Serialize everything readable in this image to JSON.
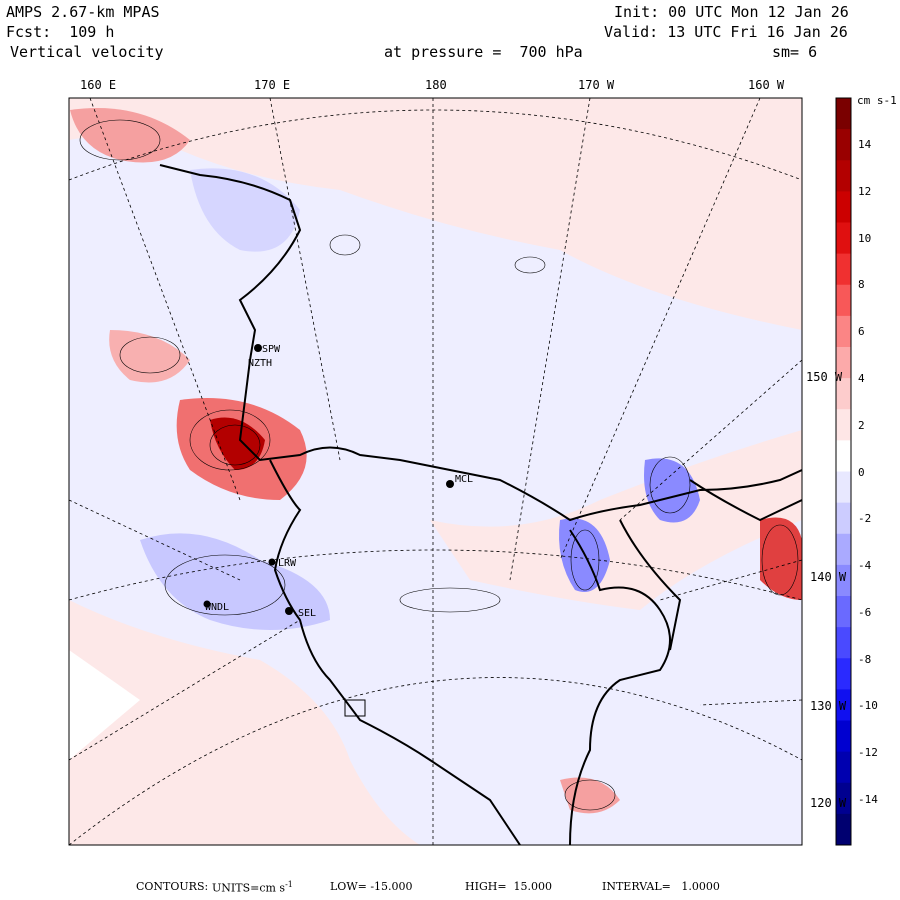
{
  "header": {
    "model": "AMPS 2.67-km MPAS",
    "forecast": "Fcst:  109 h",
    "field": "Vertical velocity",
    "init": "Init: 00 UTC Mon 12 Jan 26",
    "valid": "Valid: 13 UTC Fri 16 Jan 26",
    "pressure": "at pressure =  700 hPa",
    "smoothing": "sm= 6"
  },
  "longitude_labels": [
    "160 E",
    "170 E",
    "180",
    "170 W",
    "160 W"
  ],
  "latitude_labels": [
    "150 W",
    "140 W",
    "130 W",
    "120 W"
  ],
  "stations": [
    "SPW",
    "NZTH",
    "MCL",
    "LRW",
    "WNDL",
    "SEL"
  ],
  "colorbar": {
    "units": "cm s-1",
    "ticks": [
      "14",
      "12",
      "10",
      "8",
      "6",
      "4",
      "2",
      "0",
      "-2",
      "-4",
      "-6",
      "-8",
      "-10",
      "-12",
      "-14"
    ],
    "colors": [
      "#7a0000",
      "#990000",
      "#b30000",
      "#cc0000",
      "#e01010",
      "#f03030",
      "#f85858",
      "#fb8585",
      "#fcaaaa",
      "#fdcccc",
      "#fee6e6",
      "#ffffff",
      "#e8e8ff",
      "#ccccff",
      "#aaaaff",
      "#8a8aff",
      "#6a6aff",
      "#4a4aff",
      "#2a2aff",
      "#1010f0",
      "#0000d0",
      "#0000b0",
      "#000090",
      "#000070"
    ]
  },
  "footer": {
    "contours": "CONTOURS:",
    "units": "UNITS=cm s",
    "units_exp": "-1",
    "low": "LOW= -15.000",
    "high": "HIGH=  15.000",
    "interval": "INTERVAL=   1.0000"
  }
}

---

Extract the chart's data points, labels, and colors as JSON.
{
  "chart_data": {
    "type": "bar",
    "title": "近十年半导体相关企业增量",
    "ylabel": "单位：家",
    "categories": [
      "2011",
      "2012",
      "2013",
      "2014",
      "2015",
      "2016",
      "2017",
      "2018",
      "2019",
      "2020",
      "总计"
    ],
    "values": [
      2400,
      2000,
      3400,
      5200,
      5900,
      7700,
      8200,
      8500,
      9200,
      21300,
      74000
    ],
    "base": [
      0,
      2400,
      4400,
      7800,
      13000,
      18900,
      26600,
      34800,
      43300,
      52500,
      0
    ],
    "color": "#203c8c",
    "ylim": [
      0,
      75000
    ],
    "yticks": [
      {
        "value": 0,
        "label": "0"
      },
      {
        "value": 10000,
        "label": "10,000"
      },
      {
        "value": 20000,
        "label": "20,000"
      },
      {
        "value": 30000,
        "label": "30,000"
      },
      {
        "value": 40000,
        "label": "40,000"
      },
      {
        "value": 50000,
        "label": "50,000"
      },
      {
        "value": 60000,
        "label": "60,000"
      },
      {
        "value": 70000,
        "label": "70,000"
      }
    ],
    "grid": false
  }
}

Task statement –
Copy each line of the records above that carries the word "colors".

Finished task –
    "colors": [
Extract the chart's data points, labels, and colors as JSON.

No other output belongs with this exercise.